**Task details**
List each line of the data in which the string "into" appears.

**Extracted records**

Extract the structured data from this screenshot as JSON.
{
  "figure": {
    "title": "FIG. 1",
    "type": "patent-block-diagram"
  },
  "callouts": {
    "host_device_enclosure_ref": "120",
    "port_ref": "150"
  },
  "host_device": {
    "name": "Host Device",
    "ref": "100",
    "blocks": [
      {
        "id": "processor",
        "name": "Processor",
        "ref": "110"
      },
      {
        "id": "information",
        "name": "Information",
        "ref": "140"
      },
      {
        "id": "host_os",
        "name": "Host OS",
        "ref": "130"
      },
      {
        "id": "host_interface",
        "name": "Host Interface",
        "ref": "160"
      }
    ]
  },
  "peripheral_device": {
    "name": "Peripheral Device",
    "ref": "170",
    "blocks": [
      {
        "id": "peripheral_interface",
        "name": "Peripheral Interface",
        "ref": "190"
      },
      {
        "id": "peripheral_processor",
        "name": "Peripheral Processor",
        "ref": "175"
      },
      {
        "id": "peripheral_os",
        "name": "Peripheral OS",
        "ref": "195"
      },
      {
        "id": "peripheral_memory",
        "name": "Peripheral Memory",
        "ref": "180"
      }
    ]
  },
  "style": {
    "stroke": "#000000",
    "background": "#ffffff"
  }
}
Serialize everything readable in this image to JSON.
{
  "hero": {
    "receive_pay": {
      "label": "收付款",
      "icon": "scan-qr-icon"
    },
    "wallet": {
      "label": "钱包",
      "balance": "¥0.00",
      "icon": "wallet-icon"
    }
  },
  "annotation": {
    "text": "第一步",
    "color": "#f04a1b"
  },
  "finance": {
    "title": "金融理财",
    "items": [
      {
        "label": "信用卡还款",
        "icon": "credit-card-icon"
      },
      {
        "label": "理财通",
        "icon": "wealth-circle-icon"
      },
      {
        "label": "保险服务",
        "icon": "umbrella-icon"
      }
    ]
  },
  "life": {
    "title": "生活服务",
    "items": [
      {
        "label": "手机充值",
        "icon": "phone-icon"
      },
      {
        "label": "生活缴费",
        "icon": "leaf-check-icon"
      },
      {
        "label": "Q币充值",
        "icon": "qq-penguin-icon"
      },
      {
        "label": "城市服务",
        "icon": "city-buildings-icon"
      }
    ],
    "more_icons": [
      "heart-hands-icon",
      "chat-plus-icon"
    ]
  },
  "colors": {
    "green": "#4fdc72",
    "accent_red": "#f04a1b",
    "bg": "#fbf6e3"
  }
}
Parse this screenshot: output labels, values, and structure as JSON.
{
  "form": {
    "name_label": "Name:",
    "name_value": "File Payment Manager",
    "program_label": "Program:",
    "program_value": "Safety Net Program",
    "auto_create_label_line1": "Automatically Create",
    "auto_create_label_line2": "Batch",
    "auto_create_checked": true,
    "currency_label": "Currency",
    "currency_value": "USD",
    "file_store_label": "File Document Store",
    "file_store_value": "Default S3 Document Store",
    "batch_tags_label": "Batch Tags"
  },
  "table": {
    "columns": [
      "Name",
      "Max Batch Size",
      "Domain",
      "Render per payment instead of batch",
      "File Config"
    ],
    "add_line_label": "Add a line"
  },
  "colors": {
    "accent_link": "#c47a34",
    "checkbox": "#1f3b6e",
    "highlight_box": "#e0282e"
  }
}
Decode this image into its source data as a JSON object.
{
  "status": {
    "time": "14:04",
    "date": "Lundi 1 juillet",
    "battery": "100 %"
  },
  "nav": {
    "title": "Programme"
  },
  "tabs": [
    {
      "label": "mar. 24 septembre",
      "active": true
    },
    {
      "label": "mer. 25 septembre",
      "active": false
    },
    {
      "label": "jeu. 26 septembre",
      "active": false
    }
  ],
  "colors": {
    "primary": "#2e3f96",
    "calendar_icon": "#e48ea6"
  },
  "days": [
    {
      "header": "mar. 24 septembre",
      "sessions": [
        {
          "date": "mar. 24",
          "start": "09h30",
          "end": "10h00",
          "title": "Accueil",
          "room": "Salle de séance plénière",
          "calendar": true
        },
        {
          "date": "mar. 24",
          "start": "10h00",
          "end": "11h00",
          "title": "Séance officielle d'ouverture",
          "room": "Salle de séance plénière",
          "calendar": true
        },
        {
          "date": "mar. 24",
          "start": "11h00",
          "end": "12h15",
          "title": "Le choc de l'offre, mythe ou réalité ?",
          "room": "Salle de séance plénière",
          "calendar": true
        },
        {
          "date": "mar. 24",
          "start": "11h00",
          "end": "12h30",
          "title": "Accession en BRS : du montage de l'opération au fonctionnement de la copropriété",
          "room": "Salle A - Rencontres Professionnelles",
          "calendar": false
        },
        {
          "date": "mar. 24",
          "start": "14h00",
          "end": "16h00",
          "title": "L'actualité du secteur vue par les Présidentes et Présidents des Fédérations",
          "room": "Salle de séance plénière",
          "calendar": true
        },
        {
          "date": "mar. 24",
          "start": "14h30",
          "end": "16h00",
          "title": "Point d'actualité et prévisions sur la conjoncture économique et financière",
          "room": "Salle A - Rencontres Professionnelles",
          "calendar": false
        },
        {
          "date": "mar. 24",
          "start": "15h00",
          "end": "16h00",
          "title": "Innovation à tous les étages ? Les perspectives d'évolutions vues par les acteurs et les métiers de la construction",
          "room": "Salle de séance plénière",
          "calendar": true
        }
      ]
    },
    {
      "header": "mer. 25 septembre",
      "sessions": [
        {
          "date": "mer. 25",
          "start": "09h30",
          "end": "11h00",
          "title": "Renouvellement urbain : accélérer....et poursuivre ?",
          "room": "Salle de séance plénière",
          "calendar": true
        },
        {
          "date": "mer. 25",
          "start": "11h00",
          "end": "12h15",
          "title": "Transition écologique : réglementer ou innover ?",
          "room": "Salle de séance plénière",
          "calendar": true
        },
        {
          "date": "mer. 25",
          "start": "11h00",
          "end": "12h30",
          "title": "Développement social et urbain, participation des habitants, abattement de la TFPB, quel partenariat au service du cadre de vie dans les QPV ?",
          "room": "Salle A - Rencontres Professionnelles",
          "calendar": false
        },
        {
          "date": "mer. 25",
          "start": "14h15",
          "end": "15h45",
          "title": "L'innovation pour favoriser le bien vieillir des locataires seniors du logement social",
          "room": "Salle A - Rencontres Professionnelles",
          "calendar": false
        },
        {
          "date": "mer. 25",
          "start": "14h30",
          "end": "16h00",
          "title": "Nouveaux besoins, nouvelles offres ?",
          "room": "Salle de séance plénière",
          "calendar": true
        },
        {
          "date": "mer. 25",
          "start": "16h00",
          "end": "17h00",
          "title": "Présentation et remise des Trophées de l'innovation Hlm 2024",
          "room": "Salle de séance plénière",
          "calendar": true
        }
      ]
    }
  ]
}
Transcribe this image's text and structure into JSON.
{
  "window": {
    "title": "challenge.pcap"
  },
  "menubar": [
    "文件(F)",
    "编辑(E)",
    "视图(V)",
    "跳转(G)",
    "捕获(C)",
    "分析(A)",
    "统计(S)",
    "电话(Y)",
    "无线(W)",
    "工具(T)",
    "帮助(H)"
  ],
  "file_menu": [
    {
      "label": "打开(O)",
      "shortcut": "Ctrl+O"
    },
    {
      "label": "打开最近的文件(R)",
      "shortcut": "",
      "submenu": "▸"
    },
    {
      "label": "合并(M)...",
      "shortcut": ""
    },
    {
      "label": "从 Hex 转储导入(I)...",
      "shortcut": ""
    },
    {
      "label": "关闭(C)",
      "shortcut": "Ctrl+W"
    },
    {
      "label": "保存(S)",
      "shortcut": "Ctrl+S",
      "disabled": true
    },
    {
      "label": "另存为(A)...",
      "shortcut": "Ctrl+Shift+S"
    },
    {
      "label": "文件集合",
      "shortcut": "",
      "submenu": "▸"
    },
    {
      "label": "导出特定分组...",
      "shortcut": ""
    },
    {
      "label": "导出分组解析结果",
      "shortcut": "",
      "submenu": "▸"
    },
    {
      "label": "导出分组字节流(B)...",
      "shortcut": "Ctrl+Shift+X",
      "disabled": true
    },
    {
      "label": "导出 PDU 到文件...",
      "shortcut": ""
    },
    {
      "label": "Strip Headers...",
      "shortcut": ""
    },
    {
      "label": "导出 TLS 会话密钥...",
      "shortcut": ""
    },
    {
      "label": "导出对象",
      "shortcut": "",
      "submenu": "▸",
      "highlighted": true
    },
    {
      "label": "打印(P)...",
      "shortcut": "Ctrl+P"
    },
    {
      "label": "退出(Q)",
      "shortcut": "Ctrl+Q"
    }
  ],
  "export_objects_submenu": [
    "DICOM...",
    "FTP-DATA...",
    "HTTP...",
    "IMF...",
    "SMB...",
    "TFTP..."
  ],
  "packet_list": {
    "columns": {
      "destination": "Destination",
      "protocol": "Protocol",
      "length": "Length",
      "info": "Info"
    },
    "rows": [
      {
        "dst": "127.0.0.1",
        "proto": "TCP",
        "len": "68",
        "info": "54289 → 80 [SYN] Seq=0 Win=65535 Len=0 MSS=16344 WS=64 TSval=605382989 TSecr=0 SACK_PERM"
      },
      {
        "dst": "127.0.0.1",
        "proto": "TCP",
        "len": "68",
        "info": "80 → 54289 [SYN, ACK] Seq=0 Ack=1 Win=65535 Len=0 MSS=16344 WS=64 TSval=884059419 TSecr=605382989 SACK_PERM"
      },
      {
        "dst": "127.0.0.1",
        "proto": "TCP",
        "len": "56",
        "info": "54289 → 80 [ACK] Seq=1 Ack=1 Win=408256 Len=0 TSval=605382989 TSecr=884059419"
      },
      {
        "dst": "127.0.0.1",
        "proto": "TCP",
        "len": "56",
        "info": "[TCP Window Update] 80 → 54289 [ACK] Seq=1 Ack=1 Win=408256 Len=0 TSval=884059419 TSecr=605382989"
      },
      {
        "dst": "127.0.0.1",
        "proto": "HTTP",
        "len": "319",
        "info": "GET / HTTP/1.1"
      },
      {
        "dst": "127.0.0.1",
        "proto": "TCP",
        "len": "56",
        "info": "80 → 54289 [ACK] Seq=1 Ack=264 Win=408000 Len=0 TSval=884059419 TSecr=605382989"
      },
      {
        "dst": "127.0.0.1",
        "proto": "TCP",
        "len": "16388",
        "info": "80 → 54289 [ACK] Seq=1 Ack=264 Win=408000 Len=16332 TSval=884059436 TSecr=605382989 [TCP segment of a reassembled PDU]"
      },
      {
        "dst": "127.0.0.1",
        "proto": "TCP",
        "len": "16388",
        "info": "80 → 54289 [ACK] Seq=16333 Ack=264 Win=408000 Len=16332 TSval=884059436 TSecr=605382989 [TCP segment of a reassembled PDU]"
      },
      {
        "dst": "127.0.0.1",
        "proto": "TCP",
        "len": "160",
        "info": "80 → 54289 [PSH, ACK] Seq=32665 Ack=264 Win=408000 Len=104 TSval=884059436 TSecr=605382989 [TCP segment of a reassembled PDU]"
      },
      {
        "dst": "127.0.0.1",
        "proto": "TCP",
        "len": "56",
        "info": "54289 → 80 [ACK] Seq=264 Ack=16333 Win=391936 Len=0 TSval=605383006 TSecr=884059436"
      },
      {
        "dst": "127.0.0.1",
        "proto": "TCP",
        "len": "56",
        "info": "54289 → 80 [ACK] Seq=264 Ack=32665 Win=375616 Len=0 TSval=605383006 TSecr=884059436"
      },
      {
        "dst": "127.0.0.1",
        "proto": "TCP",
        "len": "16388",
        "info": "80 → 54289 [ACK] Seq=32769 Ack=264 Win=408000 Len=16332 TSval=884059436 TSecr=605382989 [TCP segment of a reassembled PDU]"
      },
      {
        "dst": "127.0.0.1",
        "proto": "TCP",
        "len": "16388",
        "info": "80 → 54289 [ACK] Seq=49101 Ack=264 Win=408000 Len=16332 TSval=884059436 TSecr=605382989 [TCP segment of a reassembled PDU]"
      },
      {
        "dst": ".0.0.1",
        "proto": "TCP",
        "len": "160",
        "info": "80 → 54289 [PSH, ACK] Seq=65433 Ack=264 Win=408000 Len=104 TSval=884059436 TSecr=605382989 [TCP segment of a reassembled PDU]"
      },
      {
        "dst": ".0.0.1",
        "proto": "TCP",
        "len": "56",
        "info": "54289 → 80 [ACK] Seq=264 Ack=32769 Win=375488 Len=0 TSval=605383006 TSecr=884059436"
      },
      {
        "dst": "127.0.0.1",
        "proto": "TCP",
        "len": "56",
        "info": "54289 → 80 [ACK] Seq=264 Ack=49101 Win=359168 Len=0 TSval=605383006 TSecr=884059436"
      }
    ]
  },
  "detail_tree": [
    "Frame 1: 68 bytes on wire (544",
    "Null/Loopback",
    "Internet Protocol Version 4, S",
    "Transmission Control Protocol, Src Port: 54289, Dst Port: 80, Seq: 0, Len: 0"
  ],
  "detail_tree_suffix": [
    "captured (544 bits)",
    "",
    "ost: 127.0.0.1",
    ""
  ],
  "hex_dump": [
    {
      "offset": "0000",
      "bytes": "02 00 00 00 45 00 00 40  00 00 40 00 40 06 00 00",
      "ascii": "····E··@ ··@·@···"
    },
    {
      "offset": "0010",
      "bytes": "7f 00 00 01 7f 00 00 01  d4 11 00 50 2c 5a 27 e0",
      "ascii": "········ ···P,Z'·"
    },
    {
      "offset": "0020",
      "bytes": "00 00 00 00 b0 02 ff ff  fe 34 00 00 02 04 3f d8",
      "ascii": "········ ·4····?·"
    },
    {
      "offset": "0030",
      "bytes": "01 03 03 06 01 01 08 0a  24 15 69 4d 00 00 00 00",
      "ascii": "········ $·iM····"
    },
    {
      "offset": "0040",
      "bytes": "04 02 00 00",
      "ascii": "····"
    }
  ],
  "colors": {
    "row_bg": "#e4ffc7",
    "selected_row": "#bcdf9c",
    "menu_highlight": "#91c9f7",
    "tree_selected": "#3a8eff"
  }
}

**Solution to the exercise**
Decode this image into its source data as a JSON object.
Transcribe this image's text and structure into JSON.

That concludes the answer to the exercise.